>> Start DATA PROVIDED

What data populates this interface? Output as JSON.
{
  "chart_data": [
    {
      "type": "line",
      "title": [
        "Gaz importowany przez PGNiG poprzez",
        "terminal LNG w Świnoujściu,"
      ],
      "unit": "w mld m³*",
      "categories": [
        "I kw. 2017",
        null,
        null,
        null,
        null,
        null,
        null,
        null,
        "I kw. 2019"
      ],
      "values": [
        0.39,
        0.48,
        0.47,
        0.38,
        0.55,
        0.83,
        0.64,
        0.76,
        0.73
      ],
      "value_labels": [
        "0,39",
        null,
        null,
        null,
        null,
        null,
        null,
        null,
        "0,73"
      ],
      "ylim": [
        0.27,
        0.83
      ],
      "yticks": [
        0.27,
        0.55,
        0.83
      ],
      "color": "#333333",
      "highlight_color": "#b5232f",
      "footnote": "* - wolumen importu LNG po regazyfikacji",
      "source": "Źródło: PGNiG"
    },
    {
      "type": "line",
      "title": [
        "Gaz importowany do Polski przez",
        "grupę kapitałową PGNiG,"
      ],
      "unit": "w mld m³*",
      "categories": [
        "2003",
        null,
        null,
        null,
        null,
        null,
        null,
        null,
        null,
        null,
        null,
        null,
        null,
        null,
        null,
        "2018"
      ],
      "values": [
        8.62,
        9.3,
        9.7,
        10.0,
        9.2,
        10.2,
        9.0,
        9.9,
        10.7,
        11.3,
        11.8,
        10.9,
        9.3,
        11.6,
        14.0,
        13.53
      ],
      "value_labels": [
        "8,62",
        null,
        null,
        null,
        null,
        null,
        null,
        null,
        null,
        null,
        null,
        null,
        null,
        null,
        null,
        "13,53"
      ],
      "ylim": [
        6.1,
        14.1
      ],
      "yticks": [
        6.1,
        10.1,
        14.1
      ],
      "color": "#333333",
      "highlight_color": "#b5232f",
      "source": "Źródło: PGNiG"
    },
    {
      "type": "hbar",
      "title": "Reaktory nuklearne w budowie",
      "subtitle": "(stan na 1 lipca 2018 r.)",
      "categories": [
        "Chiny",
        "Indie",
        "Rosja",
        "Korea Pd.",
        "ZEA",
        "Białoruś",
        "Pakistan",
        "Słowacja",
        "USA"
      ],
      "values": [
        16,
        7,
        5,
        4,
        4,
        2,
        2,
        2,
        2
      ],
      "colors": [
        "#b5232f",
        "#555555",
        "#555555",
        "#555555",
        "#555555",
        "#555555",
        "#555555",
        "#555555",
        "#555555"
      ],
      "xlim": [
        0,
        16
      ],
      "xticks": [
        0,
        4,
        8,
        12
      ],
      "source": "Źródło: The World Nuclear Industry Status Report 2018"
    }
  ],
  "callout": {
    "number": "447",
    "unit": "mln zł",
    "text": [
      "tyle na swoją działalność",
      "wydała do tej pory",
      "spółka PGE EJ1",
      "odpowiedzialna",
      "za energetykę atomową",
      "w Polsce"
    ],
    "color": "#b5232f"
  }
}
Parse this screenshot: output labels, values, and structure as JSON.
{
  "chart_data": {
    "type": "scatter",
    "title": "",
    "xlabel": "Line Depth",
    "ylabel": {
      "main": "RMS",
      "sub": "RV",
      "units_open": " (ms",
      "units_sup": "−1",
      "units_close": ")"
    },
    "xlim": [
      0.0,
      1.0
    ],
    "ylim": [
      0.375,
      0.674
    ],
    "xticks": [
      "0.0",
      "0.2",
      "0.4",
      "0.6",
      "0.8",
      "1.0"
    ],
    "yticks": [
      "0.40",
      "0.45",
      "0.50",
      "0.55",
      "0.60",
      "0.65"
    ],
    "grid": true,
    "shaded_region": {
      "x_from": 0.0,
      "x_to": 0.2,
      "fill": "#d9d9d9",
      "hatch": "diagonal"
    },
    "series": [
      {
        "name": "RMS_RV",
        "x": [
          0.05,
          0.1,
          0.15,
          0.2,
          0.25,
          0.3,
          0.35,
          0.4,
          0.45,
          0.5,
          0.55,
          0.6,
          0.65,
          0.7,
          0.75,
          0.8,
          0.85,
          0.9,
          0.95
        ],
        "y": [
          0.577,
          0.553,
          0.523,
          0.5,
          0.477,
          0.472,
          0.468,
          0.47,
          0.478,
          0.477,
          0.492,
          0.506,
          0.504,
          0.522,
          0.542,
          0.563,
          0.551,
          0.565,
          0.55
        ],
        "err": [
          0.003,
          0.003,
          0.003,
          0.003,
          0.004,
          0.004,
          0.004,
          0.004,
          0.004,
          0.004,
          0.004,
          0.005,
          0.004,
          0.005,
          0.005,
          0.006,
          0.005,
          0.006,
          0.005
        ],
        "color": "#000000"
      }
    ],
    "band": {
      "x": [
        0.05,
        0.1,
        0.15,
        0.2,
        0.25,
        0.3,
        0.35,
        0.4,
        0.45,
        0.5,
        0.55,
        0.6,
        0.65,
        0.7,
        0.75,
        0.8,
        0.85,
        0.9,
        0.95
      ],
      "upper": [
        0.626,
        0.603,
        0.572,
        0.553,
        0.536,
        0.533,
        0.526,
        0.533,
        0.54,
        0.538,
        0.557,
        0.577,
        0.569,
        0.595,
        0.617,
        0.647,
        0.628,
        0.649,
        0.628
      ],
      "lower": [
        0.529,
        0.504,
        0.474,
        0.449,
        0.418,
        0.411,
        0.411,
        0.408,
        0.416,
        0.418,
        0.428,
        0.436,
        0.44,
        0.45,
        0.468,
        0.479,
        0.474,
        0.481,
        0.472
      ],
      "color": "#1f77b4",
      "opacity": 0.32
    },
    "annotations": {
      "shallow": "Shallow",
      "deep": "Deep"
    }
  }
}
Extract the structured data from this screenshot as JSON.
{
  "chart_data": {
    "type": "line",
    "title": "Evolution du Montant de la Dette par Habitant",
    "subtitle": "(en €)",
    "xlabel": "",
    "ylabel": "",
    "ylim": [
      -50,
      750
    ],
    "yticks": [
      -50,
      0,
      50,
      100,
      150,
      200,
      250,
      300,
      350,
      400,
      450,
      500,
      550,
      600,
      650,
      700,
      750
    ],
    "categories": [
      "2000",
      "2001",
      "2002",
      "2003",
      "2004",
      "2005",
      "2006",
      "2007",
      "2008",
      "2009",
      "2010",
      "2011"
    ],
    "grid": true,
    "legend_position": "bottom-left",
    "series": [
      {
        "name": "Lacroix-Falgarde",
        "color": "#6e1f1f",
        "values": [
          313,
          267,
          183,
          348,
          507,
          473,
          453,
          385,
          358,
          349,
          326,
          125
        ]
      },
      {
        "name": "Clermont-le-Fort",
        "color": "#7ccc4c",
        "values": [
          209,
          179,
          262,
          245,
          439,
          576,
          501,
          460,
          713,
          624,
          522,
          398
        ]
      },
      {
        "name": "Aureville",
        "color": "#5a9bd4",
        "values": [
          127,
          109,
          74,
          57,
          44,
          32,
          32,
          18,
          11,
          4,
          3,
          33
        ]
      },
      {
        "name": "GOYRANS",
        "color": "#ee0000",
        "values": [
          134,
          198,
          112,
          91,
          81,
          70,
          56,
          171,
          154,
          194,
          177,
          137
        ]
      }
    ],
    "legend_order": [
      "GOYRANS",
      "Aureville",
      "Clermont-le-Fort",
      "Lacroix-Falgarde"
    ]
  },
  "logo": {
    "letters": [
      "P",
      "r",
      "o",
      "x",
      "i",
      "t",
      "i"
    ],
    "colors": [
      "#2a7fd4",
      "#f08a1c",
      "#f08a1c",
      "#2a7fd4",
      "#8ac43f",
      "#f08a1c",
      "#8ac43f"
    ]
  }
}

>> End DATA PROVIDED

TASK.
Copy out the whole listing, exactly as written.

EXPECTED OUTPUT.
What data populates this interface? Output as JSON.
{
  "chart_data": [
    {
      "type": "line",
      "title": [
        "Gaz importowany przez PGNiG poprzez",
        "terminal LNG w Świnoujściu,"
      ],
      "unit": "w mld m³*",
      "categories": [
        "I kw. 2017",
        null,
        null,
        null,
        null,
        null,
        null,
        null,
        "I kw. 2019"
      ],
      "values": [
        0.39,
        0.48,
        0.47,
        0.38,
        0.55,
        0.83,
        0.64,
        0.76,
        0.73
      ],
      "value_labels": [
        "0,39",
        null,
        null,
        null,
        null,
        null,
        null,
        null,
        "0,73"
      ],
      "ylim": [
        0.27,
        0.83
      ],
      "yticks": [
        0.27,
        0.55,
        0.83
      ],
      "color": "#333333",
      "highlight_color": "#b5232f",
      "footnote": "* - wolumen importu LNG po regazyfikacji",
      "source": "Źródło: PGNiG"
    },
    {
      "type": "line",
      "title": [
        "Gaz importowany do Polski przez",
        "grupę kapitałową PGNiG,"
      ],
      "unit": "w mld m³*",
      "categories": [
        "2003",
        null,
        null,
        null,
        null,
        null,
        null,
        null,
        null,
        null,
        null,
        null,
        null,
        null,
        null,
        "2018"
      ],
      "values": [
        8.62,
        9.3,
        9.7,
        10.0,
        9.2,
        10.2,
        9.0,
        9.9,
        10.7,
        11.3,
        11.8,
        10.9,
        9.3,
        11.6,
        14.0,
        13.53
      ],
      "value_labels": [
        "8,62",
        null,
        null,
        null,
        null,
        null,
        null,
        null,
        null,
        null,
        null,
        null,
        null,
        null,
        null,
        "13,53"
      ],
      "ylim": [
        6.1,
        14.1
      ],
      "yticks": [
        6.1,
        10.1,
        14.1
      ],
      "color": "#333333",
      "highlight_color": "#b5232f",
      "source": "Źródło: PGNiG"
    },
    {
      "type": "hbar",
      "title": "Reaktory nuklearne w budowie",
      "subtitle": "(stan na 1 lipca 2018 r.)",
      "categories": [
        "Chiny",
        "Indie",
        "Rosja",
        "Korea Pd.",
        "ZEA",
        "Białoruś",
        "Pakistan",
        "Słowacja",
        "USA"
      ],
      "values": [
        16,
        7,
        5,
        4,
        4,
        2,
        2,
        2,
        2
      ],
      "colors": [
        "#b5232f",
        "#555555",
        "#555555",
        "#555555",
        "#555555",
        "#555555",
        "#555555",
        "#555555",
        "#555555"
      ],
      "xlim": [
        0,
        16
      ],
      "xticks": [
        0,
        4,
        8,
        12
      ],
      "source": "Źródło: The World Nuclear Industry Status Report 2018"
    }
  ],
  "callout": {
    "number": "447",
    "unit": "mln zł",
    "text": [
      "tyle na swoją działalność",
      "wydała do tej pory",
      "spółka PGE EJ1",
      "odpowiedzialna",
      "za energetykę atomową",
      "w Polsce"
    ],
    "color": "#b5232f"
  }
}
Parse this screenshot: output labels, values, and structure as JSON.
{
  "chart_data": {
    "type": "scatter",
    "title": "",
    "xlabel": "Line Depth",
    "ylabel": {
      "main": "RMS",
      "sub": "RV",
      "units_open": " (ms",
      "units_sup": "−1",
      "units_close": ")"
    },
    "xlim": [
      0.0,
      1.0
    ],
    "ylim": [
      0.375,
      0.674
    ],
    "xticks": [
      "0.0",
      "0.2",
      "0.4",
      "0.6",
      "0.8",
      "1.0"
    ],
    "yticks": [
      "0.40",
      "0.45",
      "0.50",
      "0.55",
      "0.60",
      "0.65"
    ],
    "grid": true,
    "shaded_region": {
      "x_from": 0.0,
      "x_to": 0.2,
      "fill": "#d9d9d9",
      "hatch": "diagonal"
    },
    "series": [
      {
        "name": "RMS_RV",
        "x": [
          0.05,
          0.1,
          0.15,
          0.2,
          0.25,
          0.3,
          0.35,
          0.4,
          0.45,
          0.5,
          0.55,
          0.6,
          0.65,
          0.7,
          0.75,
          0.8,
          0.85,
          0.9,
          0.95
        ],
        "y": [
          0.577,
          0.553,
          0.523,
          0.5,
          0.477,
          0.472,
          0.468,
          0.47,
          0.478,
          0.477,
          0.492,
          0.506,
          0.504,
          0.522,
          0.542,
          0.563,
          0.551,
          0.565,
          0.55
        ],
        "err": [
          0.003,
          0.003,
          0.003,
          0.003,
          0.004,
          0.004,
          0.004,
          0.004,
          0.004,
          0.004,
          0.004,
          0.005,
          0.004,
          0.005,
          0.005,
          0.006,
          0.005,
          0.006,
          0.005
        ],
        "color": "#000000"
      }
    ],
    "band": {
      "x": [
        0.05,
        0.1,
        0.15,
        0.2,
        0.25,
        0.3,
        0.35,
        0.4,
        0.45,
        0.5,
        0.55,
        0.6,
        0.65,
        0.7,
        0.75,
        0.8,
        0.85,
        0.9,
        0.95
      ],
      "upper": [
        0.626,
        0.603,
        0.572,
        0.553,
        0.536,
        0.533,
        0.526,
        0.533,
        0.54,
        0.538,
        0.557,
        0.577,
        0.569,
        0.595,
        0.617,
        0.647,
        0.628,
        0.649,
        0.628
      ],
      "lower": [
        0.529,
        0.504,
        0.474,
        0.449,
        0.418,
        0.411,
        0.411,
        0.408,
        0.416,
        0.418,
        0.428,
        0.436,
        0.44,
        0.45,
        0.468,
        0.479,
        0.474,
        0.481,
        0.472
      ],
      "color": "#1f77b4",
      "opacity": 0.32
    },
    "annotations": {
      "shallow": "Shallow",
      "deep": "Deep"
    }
  }
}
Extract the structured data from this screenshot as JSON.
{
  "chart_data": {
    "type": "line",
    "title": "Evolution du Montant de la Dette par Habitant",
    "subtitle": "(en €)",
    "xlabel": "",
    "ylabel": "",
    "ylim": [
      -50,
      750
    ],
    "yticks": [
      -50,
      0,
      50,
      100,
      150,
      200,
      250,
      300,
      350,
      400,
      450,
      500,
      550,
      600,
      650,
      700,
      750
    ],
    "categories": [
      "2000",
      "2001",
      "2002",
      "2003",
      "2004",
      "2005",
      "2006",
      "2007",
      "2008",
      "2009",
      "2010",
      "2011"
    ],
    "grid": true,
    "legend_position": "bottom-left",
    "series": [
      {
        "name": "Lacroix-Falgarde",
        "color": "#6e1f1f",
        "values": [
          313,
          267,
          183,
          348,
          507,
          473,
          453,
          385,
          358,
          349,
          326,
          125
        ]
      },
      {
        "name": "Clermont-le-Fort",
        "color": "#7ccc4c",
        "values": [
          209,
          179,
          262,
          245,
          439,
          576,
          501,
          460,
          713,
          624,
          522,
          398
        ]
      },
      {
        "name": "Aureville",
        "color": "#5a9bd4",
        "values": [
          127,
          109,
          74,
          57,
          44,
          32,
          32,
          18,
          11,
          4,
          3,
          33
        ]
      },
      {
        "name": "GOYRANS",
        "color": "#ee0000",
        "values": [
          134,
          198,
          112,
          91,
          81,
          70,
          56,
          171,
          154,
          194,
          177,
          137
        ]
      }
    ],
    "legend_order": [
      "GOYRANS",
      "Aureville",
      "Clermont-le-Fort",
      "Lacroix-Falgarde"
    ]
  },
  "logo": {
    "letters": [
      "P",
      "r",
      "o",
      "x",
      "i",
      "t",
      "i"
    ],
    "colors": [
      "#2a7fd4",
      "#f08a1c",
      "#f08a1c",
      "#2a7fd4",
      "#8ac43f",
      "#f08a1c",
      "#8ac43f"
    ]
  }
}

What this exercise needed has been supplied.